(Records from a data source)
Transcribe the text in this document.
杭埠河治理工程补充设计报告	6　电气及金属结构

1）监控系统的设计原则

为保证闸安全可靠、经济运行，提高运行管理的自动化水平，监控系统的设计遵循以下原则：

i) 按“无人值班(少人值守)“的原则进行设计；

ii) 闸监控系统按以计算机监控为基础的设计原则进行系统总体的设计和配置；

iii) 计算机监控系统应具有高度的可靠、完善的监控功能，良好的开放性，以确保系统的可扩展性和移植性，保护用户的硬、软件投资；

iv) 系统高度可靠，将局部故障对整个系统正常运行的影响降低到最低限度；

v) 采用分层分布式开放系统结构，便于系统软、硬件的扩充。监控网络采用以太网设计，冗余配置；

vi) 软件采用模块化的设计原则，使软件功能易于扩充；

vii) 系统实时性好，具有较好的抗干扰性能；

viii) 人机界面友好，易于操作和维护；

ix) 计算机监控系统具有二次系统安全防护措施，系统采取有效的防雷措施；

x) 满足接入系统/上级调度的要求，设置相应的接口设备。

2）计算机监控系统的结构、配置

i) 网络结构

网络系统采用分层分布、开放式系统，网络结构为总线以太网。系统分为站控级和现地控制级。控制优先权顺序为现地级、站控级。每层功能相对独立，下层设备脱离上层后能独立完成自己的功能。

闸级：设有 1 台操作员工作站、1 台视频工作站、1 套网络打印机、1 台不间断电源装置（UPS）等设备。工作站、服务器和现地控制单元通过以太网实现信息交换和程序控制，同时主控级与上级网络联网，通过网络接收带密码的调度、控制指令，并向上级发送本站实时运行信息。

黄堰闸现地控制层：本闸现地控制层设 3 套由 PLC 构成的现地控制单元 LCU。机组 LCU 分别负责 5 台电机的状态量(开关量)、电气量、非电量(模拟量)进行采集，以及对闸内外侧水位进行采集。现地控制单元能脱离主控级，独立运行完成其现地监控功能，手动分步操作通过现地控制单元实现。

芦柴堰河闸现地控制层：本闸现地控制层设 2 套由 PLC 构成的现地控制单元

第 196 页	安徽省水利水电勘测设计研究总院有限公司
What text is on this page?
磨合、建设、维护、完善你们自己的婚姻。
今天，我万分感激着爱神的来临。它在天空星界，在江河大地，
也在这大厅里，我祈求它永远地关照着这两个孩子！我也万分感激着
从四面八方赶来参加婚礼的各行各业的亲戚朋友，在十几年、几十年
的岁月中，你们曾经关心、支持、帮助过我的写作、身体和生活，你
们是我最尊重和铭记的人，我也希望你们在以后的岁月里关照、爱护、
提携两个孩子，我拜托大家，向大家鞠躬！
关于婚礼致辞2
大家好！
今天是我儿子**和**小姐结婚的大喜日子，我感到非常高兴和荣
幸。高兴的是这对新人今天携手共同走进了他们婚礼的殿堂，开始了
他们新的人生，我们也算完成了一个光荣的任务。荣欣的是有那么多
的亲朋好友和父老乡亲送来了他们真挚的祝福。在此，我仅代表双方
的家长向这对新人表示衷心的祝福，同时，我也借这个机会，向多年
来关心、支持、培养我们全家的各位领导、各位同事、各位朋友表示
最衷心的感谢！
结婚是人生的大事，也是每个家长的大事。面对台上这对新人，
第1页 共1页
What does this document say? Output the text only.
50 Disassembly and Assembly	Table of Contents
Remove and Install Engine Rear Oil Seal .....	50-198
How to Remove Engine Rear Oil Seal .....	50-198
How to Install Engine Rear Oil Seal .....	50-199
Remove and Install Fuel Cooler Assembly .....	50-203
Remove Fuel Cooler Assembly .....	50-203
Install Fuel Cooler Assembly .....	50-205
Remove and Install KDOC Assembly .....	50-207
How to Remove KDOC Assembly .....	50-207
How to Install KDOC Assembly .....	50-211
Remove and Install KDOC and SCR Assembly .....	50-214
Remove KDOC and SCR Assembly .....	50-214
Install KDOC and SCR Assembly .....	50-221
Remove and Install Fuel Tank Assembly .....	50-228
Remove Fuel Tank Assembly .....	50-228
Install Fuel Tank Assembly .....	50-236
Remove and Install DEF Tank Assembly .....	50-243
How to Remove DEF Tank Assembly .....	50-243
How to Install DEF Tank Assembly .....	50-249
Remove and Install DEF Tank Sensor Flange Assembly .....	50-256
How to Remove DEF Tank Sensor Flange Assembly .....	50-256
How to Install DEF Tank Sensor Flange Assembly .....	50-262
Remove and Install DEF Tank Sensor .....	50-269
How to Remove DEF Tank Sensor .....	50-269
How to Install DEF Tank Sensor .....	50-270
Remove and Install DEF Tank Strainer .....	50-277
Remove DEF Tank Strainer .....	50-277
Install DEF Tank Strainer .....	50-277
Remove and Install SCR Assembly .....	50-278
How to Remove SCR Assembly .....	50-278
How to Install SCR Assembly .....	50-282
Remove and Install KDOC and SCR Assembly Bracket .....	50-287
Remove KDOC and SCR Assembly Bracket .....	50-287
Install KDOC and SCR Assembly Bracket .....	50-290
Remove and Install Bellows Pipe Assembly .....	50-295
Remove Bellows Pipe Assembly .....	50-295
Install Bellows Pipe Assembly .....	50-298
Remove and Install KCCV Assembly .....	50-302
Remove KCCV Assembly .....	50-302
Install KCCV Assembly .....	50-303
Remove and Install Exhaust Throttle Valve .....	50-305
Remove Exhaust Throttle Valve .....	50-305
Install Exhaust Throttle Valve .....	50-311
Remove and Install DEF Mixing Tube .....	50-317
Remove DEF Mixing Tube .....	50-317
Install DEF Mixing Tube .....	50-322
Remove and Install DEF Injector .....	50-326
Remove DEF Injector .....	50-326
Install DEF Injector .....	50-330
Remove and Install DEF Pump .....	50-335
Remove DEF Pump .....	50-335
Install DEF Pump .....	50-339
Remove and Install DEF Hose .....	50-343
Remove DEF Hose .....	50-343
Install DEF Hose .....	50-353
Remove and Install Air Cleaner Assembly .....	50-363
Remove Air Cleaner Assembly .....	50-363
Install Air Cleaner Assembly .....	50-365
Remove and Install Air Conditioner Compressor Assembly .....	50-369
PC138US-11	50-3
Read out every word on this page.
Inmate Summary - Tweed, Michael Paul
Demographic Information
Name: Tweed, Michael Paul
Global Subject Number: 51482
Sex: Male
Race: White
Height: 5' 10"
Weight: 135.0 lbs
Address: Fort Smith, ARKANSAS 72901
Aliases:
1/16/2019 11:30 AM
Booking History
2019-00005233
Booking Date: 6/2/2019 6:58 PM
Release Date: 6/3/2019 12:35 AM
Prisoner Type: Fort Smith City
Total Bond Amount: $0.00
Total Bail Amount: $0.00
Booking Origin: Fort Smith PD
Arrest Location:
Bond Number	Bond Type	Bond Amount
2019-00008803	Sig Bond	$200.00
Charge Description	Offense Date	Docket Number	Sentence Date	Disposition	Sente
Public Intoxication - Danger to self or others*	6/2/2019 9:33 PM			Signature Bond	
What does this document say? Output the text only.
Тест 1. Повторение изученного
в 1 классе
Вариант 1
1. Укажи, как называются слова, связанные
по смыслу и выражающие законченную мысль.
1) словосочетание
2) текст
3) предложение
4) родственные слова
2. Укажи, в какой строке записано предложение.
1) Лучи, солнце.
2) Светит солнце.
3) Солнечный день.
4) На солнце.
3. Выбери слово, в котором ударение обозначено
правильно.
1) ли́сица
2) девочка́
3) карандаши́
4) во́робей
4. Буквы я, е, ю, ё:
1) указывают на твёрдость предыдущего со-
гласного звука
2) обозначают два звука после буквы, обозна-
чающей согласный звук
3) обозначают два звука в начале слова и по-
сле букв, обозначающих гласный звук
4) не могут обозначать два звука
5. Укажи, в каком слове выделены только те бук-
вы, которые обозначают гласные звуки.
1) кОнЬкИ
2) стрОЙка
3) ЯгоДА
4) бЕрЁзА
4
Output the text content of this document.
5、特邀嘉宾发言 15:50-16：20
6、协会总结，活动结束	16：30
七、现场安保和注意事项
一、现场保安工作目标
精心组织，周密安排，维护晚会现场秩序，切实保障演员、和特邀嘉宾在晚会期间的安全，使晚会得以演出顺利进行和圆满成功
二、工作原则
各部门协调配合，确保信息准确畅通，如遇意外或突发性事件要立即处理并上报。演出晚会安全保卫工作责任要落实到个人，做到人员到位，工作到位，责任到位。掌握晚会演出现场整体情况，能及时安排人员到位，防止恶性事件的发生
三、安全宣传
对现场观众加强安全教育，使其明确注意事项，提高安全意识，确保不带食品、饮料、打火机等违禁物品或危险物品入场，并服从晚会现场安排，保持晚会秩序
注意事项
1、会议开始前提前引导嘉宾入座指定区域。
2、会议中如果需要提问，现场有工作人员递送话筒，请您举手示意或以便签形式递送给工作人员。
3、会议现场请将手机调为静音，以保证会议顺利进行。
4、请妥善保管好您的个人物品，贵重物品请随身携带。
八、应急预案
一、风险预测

DIRECTIVE: Provide solely the number of lines in the data that include the word "Flange".

WRITTEN ANSWER: 3